▸ RECORDS FOR PROCESSING:
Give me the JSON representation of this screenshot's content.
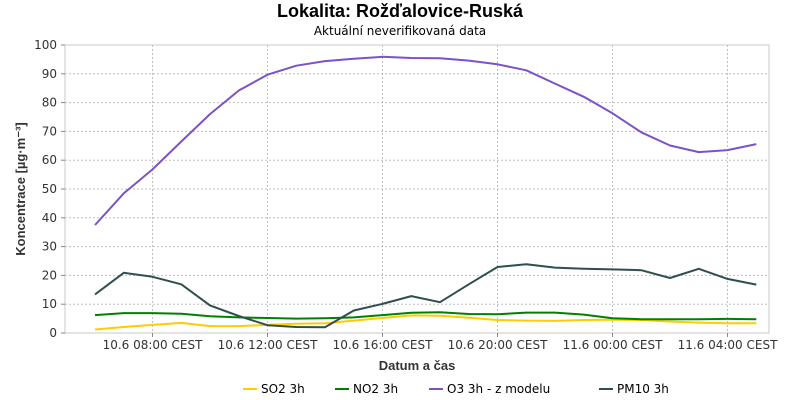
{
  "title": "Lokalita: Rožďalovice-Ruská",
  "subtitle": "Aktuální neverifikovaná data",
  "chart_data": {
    "type": "line",
    "title": "Lokalita: Rožďalovice-Ruská",
    "subtitle": "Aktuální neverifikovaná data",
    "xlabel": "Datum a čas",
    "ylabel": "Koncentrace [µg·m⁻³]",
    "ylim": [
      0,
      100
    ],
    "yticks": [
      0,
      10,
      20,
      30,
      40,
      50,
      60,
      70,
      80,
      90,
      100
    ],
    "xtick_labels": [
      "10.6 08:00 CEST",
      "10.6 12:00 CEST",
      "10.6 16:00 CEST",
      "10.6 20:00 CEST",
      "11.6 00:00 CEST",
      "11.6 04:00 CEST"
    ],
    "x": [
      "10.6 06:00",
      "10.6 07:00",
      "10.6 08:00",
      "10.6 09:00",
      "10.6 10:00",
      "10.6 11:00",
      "10.6 12:00",
      "10.6 13:00",
      "10.6 14:00",
      "10.6 15:00",
      "10.6 16:00",
      "10.6 17:00",
      "10.6 18:00",
      "10.6 19:00",
      "10.6 20:00",
      "10.6 21:00",
      "10.6 22:00",
      "10.6 23:00",
      "11.6 00:00",
      "11.6 01:00",
      "11.6 02:00",
      "11.6 03:00",
      "11.6 04:00",
      "11.6 05:00"
    ],
    "grid": true,
    "legend_position": "bottom",
    "series": [
      {
        "name": "SO2 3h",
        "color": "#ffcc00",
        "values": [
          1.2,
          2.1,
          2.8,
          3.5,
          2.4,
          2.4,
          2.8,
          3.2,
          3.4,
          4.3,
          5.2,
          6.1,
          6.0,
          5.3,
          4.5,
          4.3,
          4.2,
          4.5,
          4.6,
          4.5,
          4.0,
          3.6,
          3.4,
          3.4
        ]
      },
      {
        "name": "NO2 3h",
        "color": "#008000",
        "values": [
          6.2,
          6.9,
          6.9,
          6.7,
          5.8,
          5.4,
          5.2,
          5.0,
          5.1,
          5.4,
          6.2,
          7.0,
          7.2,
          6.6,
          6.5,
          7.1,
          7.1,
          6.4,
          5.1,
          4.8,
          4.8,
          4.8,
          4.9,
          4.8
        ]
      },
      {
        "name": "O3 3h - z modelu",
        "color": "#7b52c7",
        "values": [
          37.5,
          48.5,
          56.8,
          66.5,
          76.0,
          84.2,
          89.7,
          92.8,
          94.4,
          95.2,
          95.9,
          95.5,
          95.4,
          94.6,
          93.3,
          91.2,
          86.6,
          82.0,
          76.3,
          69.7,
          65.1,
          62.8,
          63.5,
          65.6
        ]
      },
      {
        "name": "PM10 3h",
        "color": "#2f4f4f",
        "values": [
          13.4,
          20.9,
          19.5,
          16.9,
          9.6,
          5.9,
          2.7,
          2.1,
          2.0,
          7.8,
          10.1,
          12.8,
          10.7,
          16.9,
          22.9,
          23.9,
          22.7,
          22.3,
          22.1,
          21.8,
          19.1,
          22.3,
          18.8,
          16.8
        ]
      }
    ]
  }
}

▸ AIM OF THE EXERCISE: Give back each entry exactly as it appears, with no pictures.

▸ SOLUTION TO THIS EXERCISE:
Give me the JSON representation of this screenshot's content.
{
  "title": "Lokalita: Rožďalovice-Ruská",
  "subtitle": "Aktuální neverifikovaná data",
  "chart_data": {
    "type": "line",
    "title": "Lokalita: Rožďalovice-Ruská",
    "subtitle": "Aktuální neverifikovaná data",
    "xlabel": "Datum a čas",
    "ylabel": "Koncentrace [µg·m⁻³]",
    "ylim": [
      0,
      100
    ],
    "yticks": [
      0,
      10,
      20,
      30,
      40,
      50,
      60,
      70,
      80,
      90,
      100
    ],
    "xtick_labels": [
      "10.6 08:00 CEST",
      "10.6 12:00 CEST",
      "10.6 16:00 CEST",
      "10.6 20:00 CEST",
      "11.6 00:00 CEST",
      "11.6 04:00 CEST"
    ],
    "x": [
      "10.6 06:00",
      "10.6 07:00",
      "10.6 08:00",
      "10.6 09:00",
      "10.6 10:00",
      "10.6 11:00",
      "10.6 12:00",
      "10.6 13:00",
      "10.6 14:00",
      "10.6 15:00",
      "10.6 16:00",
      "10.6 17:00",
      "10.6 18:00",
      "10.6 19:00",
      "10.6 20:00",
      "10.6 21:00",
      "10.6 22:00",
      "10.6 23:00",
      "11.6 00:00",
      "11.6 01:00",
      "11.6 02:00",
      "11.6 03:00",
      "11.6 04:00",
      "11.6 05:00"
    ],
    "grid": true,
    "legend_position": "bottom",
    "series": [
      {
        "name": "SO2 3h",
        "color": "#ffcc00",
        "values": [
          1.2,
          2.1,
          2.8,
          3.5,
          2.4,
          2.4,
          2.8,
          3.2,
          3.4,
          4.3,
          5.2,
          6.1,
          6.0,
          5.3,
          4.5,
          4.3,
          4.2,
          4.5,
          4.6,
          4.5,
          4.0,
          3.6,
          3.4,
          3.4
        ]
      },
      {
        "name": "NO2 3h",
        "color": "#008000",
        "values": [
          6.2,
          6.9,
          6.9,
          6.7,
          5.8,
          5.4,
          5.2,
          5.0,
          5.1,
          5.4,
          6.2,
          7.0,
          7.2,
          6.6,
          6.5,
          7.1,
          7.1,
          6.4,
          5.1,
          4.8,
          4.8,
          4.8,
          4.9,
          4.8
        ]
      },
      {
        "name": "O3 3h - z modelu",
        "color": "#7b52c7",
        "values": [
          37.5,
          48.5,
          56.8,
          66.5,
          76.0,
          84.2,
          89.7,
          92.8,
          94.4,
          95.2,
          95.9,
          95.5,
          95.4,
          94.6,
          93.3,
          91.2,
          86.6,
          82.0,
          76.3,
          69.7,
          65.1,
          62.8,
          63.5,
          65.6
        ]
      },
      {
        "name": "PM10 3h",
        "color": "#2f4f4f",
        "values": [
          13.4,
          20.9,
          19.5,
          16.9,
          9.6,
          5.9,
          2.7,
          2.1,
          2.0,
          7.8,
          10.1,
          12.8,
          10.7,
          16.9,
          22.9,
          23.9,
          22.7,
          22.3,
          22.1,
          21.8,
          19.1,
          22.3,
          18.8,
          16.8
        ]
      }
    ]
  }
}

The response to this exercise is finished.